> [Prompt]:
Set down all of the data that follows word for word, without the images.

> [Record extracts]:
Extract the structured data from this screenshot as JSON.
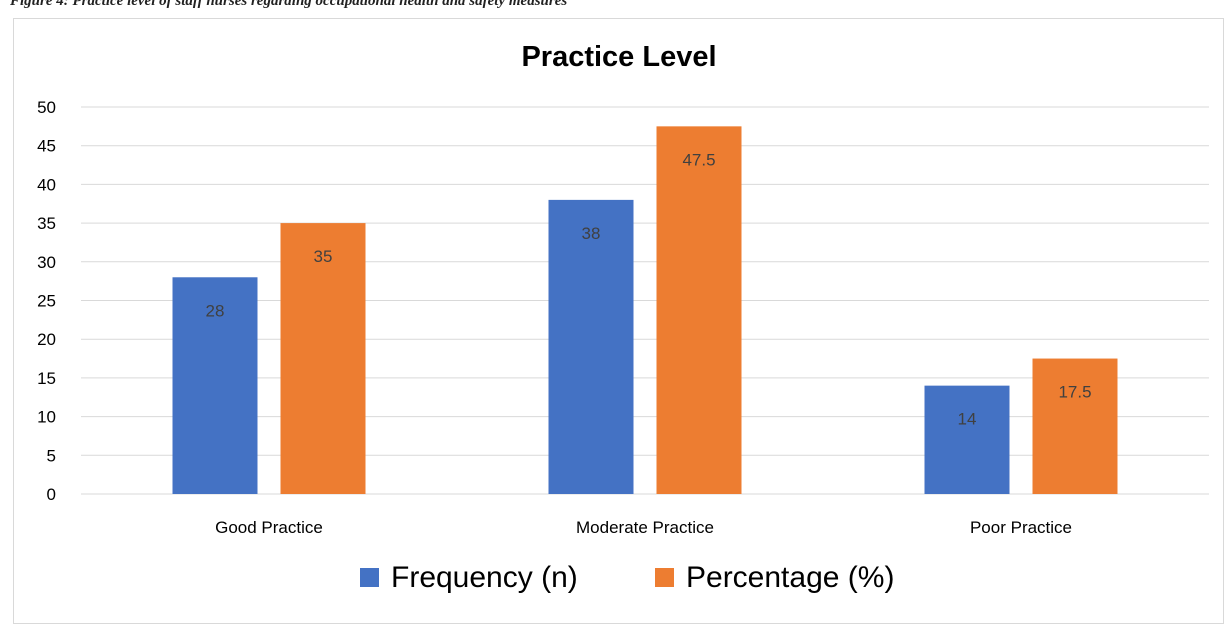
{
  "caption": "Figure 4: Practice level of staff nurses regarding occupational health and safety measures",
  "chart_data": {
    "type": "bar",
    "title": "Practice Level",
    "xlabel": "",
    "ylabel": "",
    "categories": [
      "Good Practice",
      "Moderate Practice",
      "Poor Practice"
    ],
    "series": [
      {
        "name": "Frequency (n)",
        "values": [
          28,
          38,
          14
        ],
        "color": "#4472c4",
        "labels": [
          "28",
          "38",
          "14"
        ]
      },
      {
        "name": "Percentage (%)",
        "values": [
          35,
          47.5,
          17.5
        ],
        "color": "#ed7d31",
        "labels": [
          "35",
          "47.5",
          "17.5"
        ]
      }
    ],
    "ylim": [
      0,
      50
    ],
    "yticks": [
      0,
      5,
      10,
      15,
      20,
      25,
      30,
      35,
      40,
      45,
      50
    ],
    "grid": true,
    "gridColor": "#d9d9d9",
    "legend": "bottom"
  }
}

> [Written response]:
Extract the structured data from this screenshot as JSON.
{
  "caption": "Figure 4: Practice level of staff nurses regarding occupational health and safety measures",
  "chart_data": {
    "type": "bar",
    "title": "Practice Level",
    "xlabel": "",
    "ylabel": "",
    "categories": [
      "Good Practice",
      "Moderate Practice",
      "Poor Practice"
    ],
    "series": [
      {
        "name": "Frequency (n)",
        "values": [
          28,
          38,
          14
        ],
        "color": "#4472c4",
        "labels": [
          "28",
          "38",
          "14"
        ]
      },
      {
        "name": "Percentage (%)",
        "values": [
          35,
          47.5,
          17.5
        ],
        "color": "#ed7d31",
        "labels": [
          "35",
          "47.5",
          "17.5"
        ]
      }
    ],
    "ylim": [
      0,
      50
    ],
    "yticks": [
      0,
      5,
      10,
      15,
      20,
      25,
      30,
      35,
      40,
      45,
      50
    ],
    "grid": true,
    "gridColor": "#d9d9d9",
    "legend": "bottom"
  }
}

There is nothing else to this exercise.